** START OF Records provided **

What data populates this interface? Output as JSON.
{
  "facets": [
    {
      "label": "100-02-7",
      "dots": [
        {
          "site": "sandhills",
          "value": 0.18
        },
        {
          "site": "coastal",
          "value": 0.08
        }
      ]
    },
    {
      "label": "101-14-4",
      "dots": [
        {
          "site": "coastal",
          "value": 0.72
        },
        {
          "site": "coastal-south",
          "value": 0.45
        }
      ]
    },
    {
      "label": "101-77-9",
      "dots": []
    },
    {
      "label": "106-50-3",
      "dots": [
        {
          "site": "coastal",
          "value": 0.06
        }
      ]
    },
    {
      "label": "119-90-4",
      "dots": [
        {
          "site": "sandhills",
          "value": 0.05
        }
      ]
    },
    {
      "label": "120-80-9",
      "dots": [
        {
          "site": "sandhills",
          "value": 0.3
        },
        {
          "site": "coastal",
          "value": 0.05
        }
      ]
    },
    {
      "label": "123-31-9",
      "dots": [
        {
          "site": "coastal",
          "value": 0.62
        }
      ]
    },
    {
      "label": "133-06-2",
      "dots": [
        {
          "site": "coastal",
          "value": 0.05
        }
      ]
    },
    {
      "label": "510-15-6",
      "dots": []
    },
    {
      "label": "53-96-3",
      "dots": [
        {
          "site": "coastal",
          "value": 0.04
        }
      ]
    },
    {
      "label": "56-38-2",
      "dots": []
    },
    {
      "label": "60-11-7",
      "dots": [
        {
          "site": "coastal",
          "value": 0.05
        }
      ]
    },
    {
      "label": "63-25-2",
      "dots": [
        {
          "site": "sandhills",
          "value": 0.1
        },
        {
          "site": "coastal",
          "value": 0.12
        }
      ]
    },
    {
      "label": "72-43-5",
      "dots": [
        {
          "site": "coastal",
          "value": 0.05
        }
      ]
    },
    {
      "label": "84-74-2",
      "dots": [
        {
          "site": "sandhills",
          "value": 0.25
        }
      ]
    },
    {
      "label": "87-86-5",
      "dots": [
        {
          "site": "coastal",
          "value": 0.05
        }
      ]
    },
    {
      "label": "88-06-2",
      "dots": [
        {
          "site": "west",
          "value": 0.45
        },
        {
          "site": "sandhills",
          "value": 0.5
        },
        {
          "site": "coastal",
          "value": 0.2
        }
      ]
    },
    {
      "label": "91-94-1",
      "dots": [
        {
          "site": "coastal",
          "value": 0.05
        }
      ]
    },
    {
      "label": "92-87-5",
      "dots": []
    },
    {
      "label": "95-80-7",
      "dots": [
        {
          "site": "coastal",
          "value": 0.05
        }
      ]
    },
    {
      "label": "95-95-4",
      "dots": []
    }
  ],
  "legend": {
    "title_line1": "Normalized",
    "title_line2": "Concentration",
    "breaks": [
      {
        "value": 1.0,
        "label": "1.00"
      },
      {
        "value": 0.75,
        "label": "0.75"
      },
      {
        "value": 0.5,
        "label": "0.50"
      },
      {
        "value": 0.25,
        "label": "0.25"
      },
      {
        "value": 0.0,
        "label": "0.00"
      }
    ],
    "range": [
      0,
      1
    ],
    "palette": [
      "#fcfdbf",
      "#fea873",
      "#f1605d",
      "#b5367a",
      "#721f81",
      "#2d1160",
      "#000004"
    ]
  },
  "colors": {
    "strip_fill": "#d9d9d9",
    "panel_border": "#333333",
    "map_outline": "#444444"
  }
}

** END OF Records provided **

Write out the entire listing exactly.

What data populates this interface? Output as JSON.
{
  "facets": [
    {
      "label": "100-02-7",
      "dots": [
        {
          "site": "sandhills",
          "value": 0.18
        },
        {
          "site": "coastal",
          "value": 0.08
        }
      ]
    },
    {
      "label": "101-14-4",
      "dots": [
        {
          "site": "coastal",
          "value": 0.72
        },
        {
          "site": "coastal-south",
          "value": 0.45
        }
      ]
    },
    {
      "label": "101-77-9",
      "dots": []
    },
    {
      "label": "106-50-3",
      "dots": [
        {
          "site": "coastal",
          "value": 0.06
        }
      ]
    },
    {
      "label": "119-90-4",
      "dots": [
        {
          "site": "sandhills",
          "value": 0.05
        }
      ]
    },
    {
      "label": "120-80-9",
      "dots": [
        {
          "site": "sandhills",
          "value": 0.3
        },
        {
          "site": "coastal",
          "value": 0.05
        }
      ]
    },
    {
      "label": "123-31-9",
      "dots": [
        {
          "site": "coastal",
          "value": 0.62
        }
      ]
    },
    {
      "label": "133-06-2",
      "dots": [
        {
          "site": "coastal",
          "value": 0.05
        }
      ]
    },
    {
      "label": "510-15-6",
      "dots": []
    },
    {
      "label": "53-96-3",
      "dots": [
        {
          "site": "coastal",
          "value": 0.04
        }
      ]
    },
    {
      "label": "56-38-2",
      "dots": []
    },
    {
      "label": "60-11-7",
      "dots": [
        {
          "site": "coastal",
          "value": 0.05
        }
      ]
    },
    {
      "label": "63-25-2",
      "dots": [
        {
          "site": "sandhills",
          "value": 0.1
        },
        {
          "site": "coastal",
          "value": 0.12
        }
      ]
    },
    {
      "label": "72-43-5",
      "dots": [
        {
          "site": "coastal",
          "value": 0.05
        }
      ]
    },
    {
      "label": "84-74-2",
      "dots": [
        {
          "site": "sandhills",
          "value": 0.25
        }
      ]
    },
    {
      "label": "87-86-5",
      "dots": [
        {
          "site": "coastal",
          "value": 0.05
        }
      ]
    },
    {
      "label": "88-06-2",
      "dots": [
        {
          "site": "west",
          "value": 0.45
        },
        {
          "site": "sandhills",
          "value": 0.5
        },
        {
          "site": "coastal",
          "value": 0.2
        }
      ]
    },
    {
      "label": "91-94-1",
      "dots": [
        {
          "site": "coastal",
          "value": 0.05
        }
      ]
    },
    {
      "label": "92-87-5",
      "dots": []
    },
    {
      "label": "95-80-7",
      "dots": [
        {
          "site": "coastal",
          "value": 0.05
        }
      ]
    },
    {
      "label": "95-95-4",
      "dots": []
    }
  ],
  "legend": {
    "title_line1": "Normalized",
    "title_line2": "Concentration",
    "breaks": [
      {
        "value": 1.0,
        "label": "1.00"
      },
      {
        "value": 0.75,
        "label": "0.75"
      },
      {
        "value": 0.5,
        "label": "0.50"
      },
      {
        "value": 0.25,
        "label": "0.25"
      },
      {
        "value": 0.0,
        "label": "0.00"
      }
    ],
    "range": [
      0,
      1
    ],
    "palette": [
      "#fcfdbf",
      "#fea873",
      "#f1605d",
      "#b5367a",
      "#721f81",
      "#2d1160",
      "#000004"
    ]
  },
  "colors": {
    "strip_fill": "#d9d9d9",
    "panel_border": "#333333",
    "map_outline": "#444444"
  }
}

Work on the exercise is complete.